------ Recorded information ------

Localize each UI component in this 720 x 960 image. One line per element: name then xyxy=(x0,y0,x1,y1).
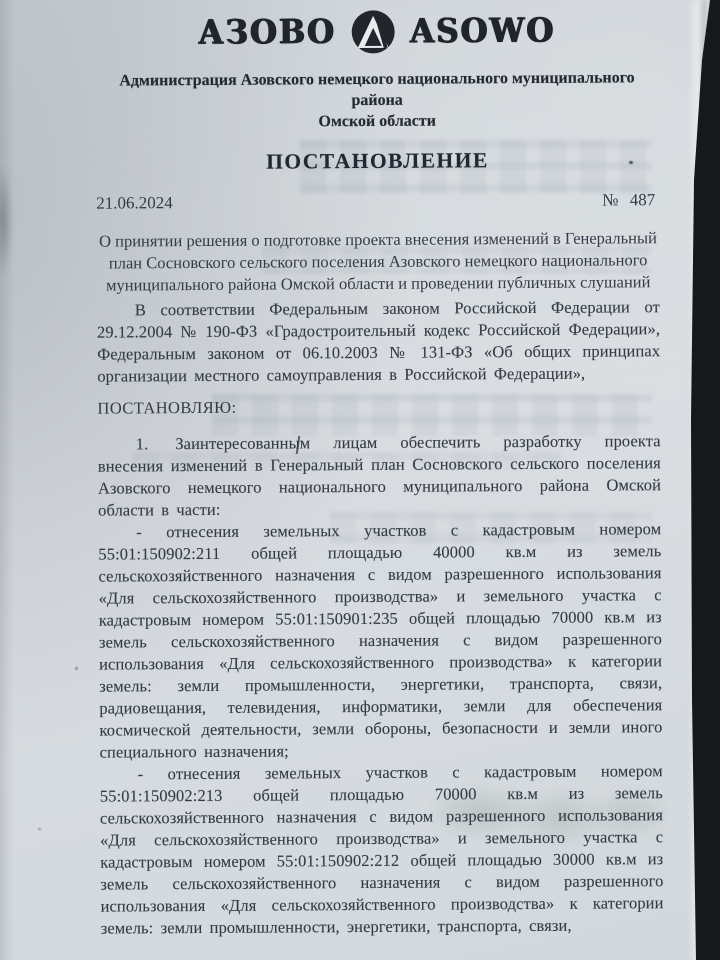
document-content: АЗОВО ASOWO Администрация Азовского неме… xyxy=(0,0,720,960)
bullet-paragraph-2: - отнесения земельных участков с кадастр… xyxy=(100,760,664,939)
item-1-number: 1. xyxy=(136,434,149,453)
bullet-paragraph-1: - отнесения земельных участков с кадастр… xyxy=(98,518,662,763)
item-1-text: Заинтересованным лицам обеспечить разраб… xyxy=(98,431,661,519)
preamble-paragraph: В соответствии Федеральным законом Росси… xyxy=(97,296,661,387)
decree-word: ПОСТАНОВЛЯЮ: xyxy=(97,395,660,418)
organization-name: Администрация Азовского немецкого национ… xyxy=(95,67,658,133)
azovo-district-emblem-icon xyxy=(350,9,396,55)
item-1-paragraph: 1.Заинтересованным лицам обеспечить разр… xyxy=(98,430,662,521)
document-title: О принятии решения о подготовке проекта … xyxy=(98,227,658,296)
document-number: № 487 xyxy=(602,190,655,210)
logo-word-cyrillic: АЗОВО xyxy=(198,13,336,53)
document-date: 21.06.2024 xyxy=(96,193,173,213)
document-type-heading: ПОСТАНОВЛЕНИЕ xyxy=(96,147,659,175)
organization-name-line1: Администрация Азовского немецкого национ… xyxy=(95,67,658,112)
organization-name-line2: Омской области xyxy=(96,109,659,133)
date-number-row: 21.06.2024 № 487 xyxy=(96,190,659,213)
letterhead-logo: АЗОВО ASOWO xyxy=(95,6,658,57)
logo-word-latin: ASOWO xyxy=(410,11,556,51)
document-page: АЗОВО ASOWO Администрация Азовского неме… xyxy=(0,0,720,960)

------
------ Recorded information ------

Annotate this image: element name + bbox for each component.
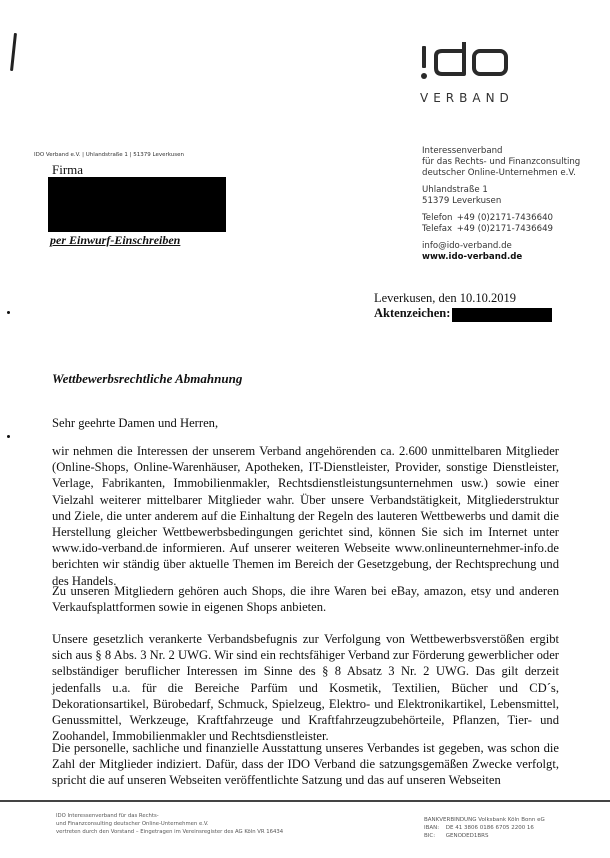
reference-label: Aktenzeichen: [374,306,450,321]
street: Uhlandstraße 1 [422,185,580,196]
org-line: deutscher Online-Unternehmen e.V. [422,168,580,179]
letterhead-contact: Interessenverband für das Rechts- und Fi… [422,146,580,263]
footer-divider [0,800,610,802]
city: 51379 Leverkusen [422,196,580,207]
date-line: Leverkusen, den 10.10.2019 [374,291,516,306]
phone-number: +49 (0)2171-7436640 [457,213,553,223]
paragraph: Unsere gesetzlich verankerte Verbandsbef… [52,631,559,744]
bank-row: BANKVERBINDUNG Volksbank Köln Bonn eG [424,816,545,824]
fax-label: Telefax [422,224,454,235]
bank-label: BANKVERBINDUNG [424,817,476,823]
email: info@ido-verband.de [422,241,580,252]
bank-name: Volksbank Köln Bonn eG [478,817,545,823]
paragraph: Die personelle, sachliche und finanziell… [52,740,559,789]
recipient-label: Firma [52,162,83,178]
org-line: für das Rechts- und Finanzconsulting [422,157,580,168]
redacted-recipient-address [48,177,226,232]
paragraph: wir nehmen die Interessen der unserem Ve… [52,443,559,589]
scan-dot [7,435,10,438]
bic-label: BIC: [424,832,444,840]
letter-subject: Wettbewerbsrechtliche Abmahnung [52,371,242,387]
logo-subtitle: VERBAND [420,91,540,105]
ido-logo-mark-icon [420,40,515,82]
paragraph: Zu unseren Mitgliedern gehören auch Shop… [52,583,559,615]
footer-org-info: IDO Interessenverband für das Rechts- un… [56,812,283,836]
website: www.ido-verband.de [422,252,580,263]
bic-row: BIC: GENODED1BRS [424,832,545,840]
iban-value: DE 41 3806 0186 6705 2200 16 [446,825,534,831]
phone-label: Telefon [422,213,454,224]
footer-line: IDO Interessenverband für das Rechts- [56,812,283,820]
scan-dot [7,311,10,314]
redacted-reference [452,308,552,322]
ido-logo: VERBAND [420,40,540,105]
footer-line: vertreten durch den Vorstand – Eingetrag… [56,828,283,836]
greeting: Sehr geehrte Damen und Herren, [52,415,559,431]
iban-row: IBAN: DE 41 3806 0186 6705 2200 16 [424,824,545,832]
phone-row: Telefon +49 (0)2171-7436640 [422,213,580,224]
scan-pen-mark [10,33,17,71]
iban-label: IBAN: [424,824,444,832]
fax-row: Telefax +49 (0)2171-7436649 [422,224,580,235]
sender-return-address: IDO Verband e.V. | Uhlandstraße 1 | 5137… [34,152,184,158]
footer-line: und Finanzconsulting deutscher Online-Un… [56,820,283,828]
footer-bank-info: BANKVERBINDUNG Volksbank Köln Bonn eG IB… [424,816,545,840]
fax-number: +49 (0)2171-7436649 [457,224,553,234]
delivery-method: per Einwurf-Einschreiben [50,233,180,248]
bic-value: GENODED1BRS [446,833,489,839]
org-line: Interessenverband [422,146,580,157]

------
------ Recorded information ------

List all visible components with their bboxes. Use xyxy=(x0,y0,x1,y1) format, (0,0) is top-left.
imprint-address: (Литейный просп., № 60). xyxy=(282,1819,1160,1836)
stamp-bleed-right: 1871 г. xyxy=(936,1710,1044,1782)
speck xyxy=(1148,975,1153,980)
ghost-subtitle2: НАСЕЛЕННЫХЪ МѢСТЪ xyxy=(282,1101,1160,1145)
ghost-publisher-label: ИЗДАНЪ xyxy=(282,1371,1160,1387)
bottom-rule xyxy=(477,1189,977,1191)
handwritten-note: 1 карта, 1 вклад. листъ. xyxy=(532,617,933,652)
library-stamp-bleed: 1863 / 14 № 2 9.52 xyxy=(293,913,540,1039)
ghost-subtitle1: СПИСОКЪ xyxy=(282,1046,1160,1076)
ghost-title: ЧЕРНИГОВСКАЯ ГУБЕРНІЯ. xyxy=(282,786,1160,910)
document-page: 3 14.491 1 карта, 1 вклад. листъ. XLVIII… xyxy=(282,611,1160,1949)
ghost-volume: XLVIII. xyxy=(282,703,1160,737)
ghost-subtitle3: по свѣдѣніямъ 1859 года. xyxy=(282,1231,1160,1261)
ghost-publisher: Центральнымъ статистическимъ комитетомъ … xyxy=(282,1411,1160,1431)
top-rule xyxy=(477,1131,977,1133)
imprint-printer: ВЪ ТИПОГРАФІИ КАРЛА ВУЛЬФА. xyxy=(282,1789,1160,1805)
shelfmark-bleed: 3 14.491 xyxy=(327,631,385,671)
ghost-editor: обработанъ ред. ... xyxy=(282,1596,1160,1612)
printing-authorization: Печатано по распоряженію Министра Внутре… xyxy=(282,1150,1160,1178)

------

§ Task description:
Reproduce the data from the line that contains "document-content: АЗОВО ASOWO" through the line that contains "item-1-number: 1. xyxy=(136,434,149,453)", both of those lines included.

§ Result of the task:
document-content: АЗОВО ASOWO Администрация Азовского неме… xyxy=(0,0,720,960)
bullet-paragraph-2: - отнесения земельных участков с кадастр… xyxy=(100,760,664,939)
item-1-number: 1. xyxy=(136,434,149,453)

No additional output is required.